Working data:
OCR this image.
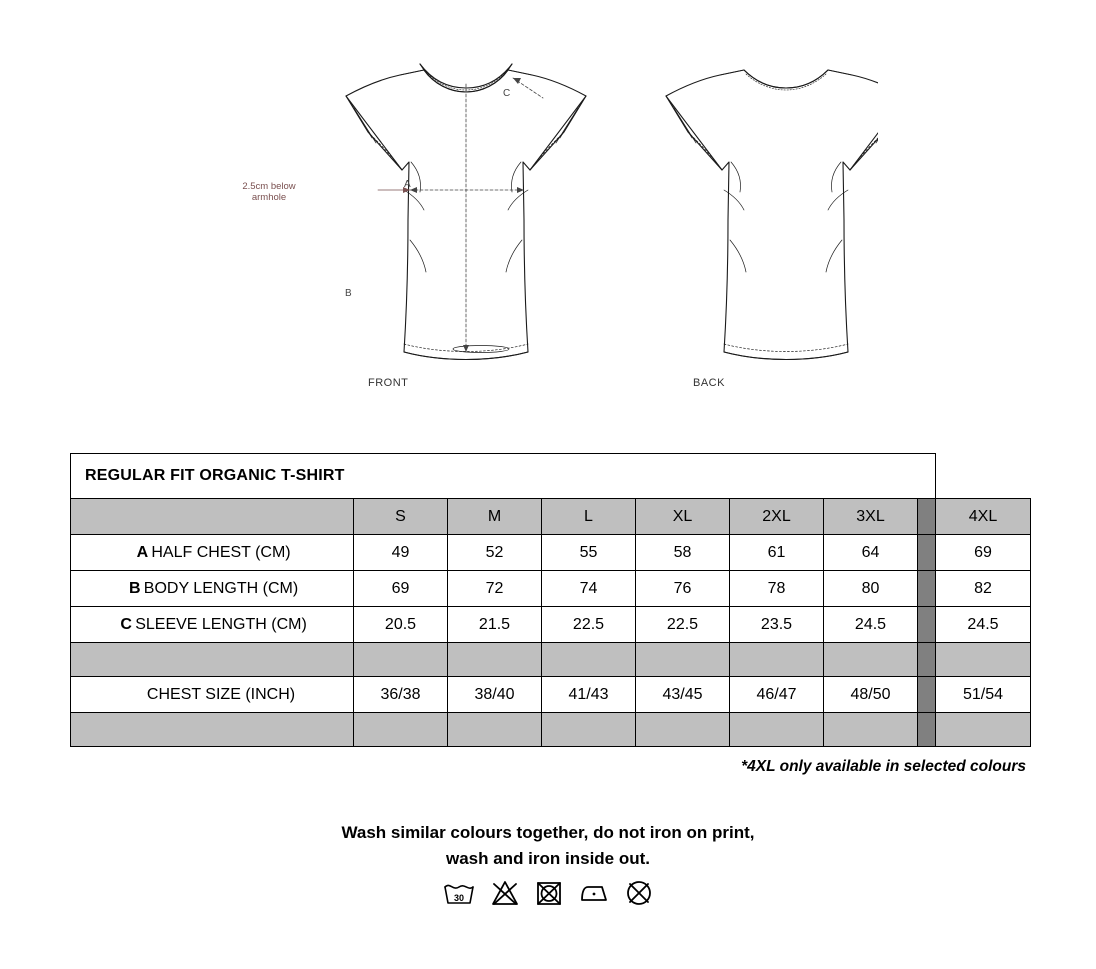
2.5cm below armhole
A
B
C
FRONT	BACK
REGULAR FIT ORGANIC T-SHIRT								
	S	M	L	XL	2XL	3XL		4XL
A HALF CHEST (CM)	49	52	55	58	61	64		69
B BODY LENGTH (CM)	69	72	74	76	78	80		82
C SLEEVE LENGTH (CM)	20.5	21.5	22.5	22.5	23.5	24.5		24.5

CHEST SIZE (INCH)	36/38	38/40	41/43	43/45	46/47	48/50		51/54

*4XL only available in selected colours
Wash similar colours together, do not iron on print,
wash and iron inside out.
30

What is asked:
From the entries, report each line that includes the word "colours".

Expected answer:
*4XL only available in selected colours
Wash similar colours together, do not iron on print,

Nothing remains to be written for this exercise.